▼

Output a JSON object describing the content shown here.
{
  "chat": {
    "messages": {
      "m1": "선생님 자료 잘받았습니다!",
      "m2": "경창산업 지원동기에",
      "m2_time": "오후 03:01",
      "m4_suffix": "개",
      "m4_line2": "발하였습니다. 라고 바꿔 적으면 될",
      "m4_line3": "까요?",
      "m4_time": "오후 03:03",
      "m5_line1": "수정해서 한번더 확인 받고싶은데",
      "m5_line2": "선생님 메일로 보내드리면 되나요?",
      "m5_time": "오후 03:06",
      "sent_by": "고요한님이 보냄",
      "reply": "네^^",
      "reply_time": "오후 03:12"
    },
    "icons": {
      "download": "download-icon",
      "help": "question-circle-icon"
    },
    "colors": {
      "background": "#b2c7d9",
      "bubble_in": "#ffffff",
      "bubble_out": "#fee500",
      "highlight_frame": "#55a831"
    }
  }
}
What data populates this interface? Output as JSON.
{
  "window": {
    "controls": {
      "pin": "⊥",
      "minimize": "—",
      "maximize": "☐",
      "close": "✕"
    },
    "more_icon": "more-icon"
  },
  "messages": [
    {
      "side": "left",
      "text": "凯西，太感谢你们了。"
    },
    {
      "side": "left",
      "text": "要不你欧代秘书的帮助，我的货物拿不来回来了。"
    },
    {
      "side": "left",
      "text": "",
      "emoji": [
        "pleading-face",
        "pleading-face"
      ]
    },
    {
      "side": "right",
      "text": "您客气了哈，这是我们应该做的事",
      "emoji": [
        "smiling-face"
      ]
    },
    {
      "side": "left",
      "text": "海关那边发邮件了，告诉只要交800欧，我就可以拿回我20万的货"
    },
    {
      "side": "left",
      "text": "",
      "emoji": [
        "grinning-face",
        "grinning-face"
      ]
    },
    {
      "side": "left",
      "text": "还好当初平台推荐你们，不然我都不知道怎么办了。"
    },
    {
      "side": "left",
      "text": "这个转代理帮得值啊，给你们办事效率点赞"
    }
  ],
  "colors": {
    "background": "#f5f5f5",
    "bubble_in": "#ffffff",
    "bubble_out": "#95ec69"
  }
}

▲
▼

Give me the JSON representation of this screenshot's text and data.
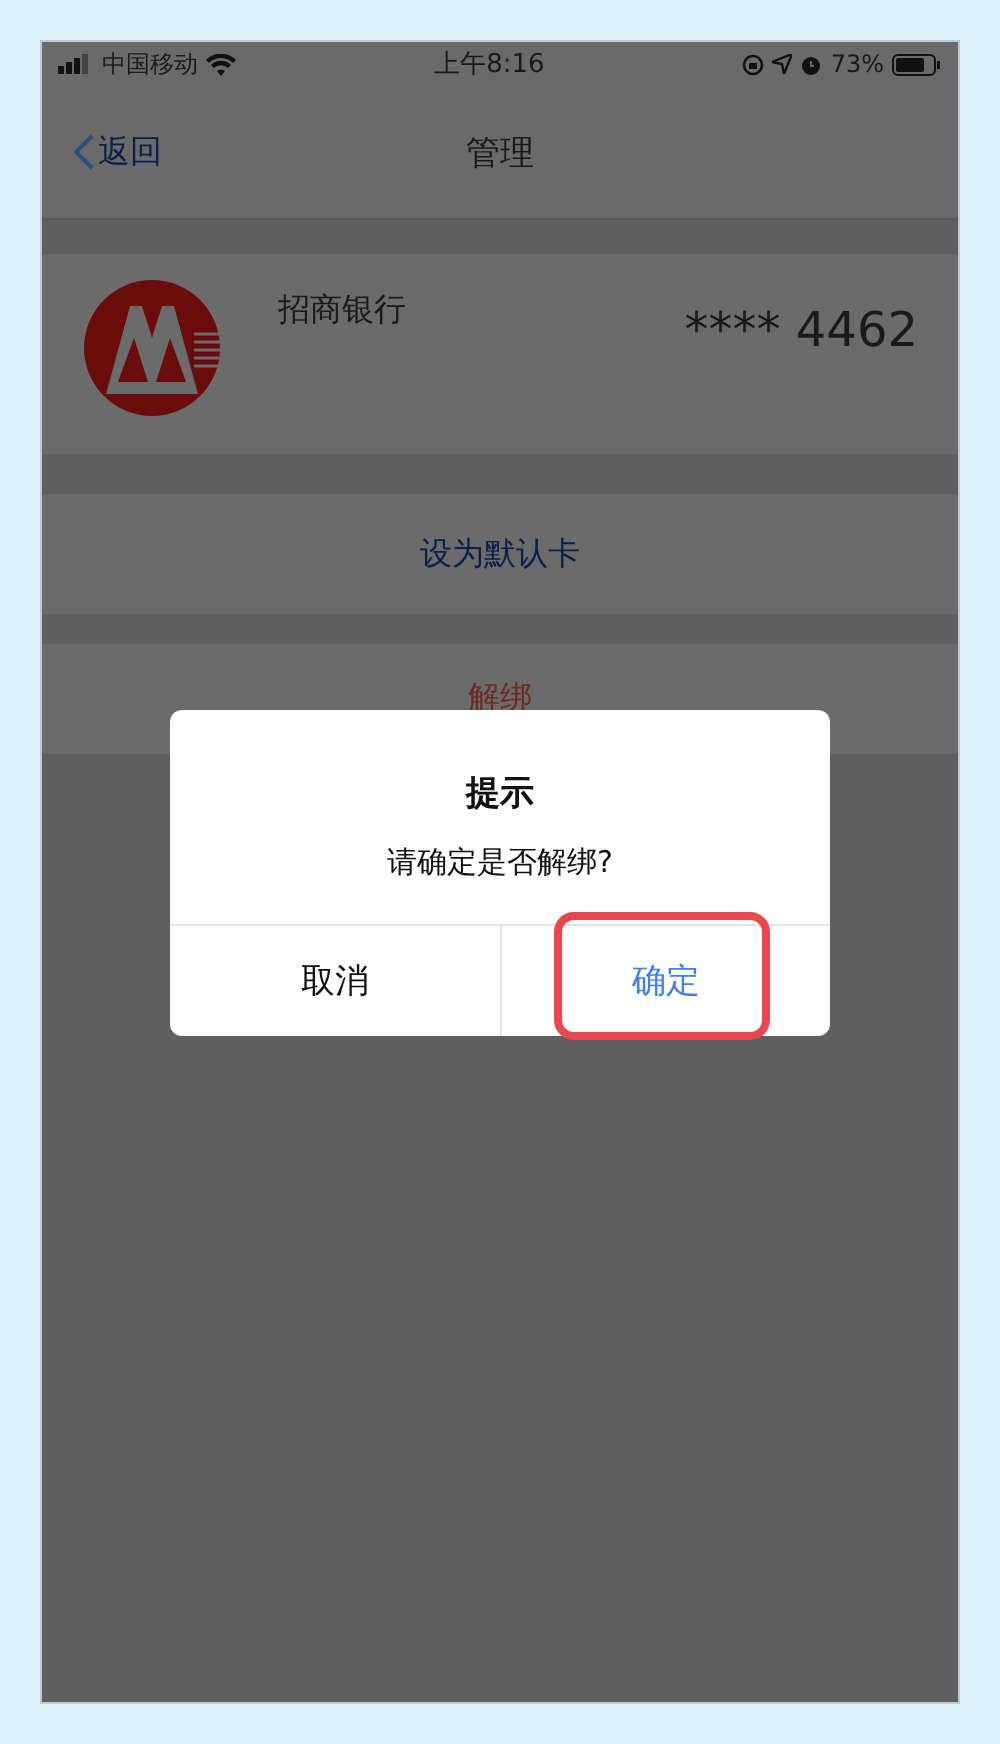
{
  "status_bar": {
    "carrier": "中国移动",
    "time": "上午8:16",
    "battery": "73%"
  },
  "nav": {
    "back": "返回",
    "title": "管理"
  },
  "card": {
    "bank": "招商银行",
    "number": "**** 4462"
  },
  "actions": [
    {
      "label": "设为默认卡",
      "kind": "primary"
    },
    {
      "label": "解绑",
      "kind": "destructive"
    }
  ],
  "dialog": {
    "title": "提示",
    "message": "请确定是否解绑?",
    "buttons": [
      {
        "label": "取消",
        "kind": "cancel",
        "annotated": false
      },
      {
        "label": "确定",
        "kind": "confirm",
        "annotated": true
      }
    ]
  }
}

▲
▼

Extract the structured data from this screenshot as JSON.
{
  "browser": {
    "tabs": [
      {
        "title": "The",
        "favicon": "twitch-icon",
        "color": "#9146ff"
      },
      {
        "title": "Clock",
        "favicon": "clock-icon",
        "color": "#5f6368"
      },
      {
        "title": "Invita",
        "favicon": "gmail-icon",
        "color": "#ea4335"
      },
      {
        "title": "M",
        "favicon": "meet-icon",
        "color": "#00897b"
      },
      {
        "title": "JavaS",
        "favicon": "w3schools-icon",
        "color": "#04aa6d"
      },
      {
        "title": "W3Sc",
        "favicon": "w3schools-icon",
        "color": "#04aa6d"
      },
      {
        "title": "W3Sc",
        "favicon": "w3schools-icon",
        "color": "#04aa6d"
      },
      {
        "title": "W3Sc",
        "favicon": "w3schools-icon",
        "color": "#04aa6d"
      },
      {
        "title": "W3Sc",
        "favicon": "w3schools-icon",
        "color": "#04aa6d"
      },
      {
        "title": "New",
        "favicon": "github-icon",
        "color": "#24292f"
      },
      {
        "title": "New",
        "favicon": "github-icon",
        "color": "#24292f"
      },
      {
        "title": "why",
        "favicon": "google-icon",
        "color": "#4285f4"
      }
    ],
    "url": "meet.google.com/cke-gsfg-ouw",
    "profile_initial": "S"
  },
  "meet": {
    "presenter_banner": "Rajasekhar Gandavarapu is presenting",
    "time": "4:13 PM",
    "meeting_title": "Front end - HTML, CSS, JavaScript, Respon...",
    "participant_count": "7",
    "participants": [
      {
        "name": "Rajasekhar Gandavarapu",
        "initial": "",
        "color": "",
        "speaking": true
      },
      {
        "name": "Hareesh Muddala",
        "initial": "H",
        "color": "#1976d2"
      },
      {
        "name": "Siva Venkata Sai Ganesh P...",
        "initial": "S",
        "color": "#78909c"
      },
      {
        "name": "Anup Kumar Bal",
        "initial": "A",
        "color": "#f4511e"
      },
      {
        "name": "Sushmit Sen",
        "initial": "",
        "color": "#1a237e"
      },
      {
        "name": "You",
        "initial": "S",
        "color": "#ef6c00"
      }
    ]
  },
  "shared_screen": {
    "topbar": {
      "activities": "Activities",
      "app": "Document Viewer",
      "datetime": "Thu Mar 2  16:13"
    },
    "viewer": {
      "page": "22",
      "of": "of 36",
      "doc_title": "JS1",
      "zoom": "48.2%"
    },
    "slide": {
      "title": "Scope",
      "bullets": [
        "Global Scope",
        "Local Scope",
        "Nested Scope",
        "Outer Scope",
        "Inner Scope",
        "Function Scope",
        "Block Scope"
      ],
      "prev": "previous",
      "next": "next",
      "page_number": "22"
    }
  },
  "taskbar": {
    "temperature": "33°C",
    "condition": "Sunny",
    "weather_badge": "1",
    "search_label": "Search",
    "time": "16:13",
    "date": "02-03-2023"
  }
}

▲

## The request
Above is a listing; report how many of its lines include the word "google", giving the number only.

## Expected output
2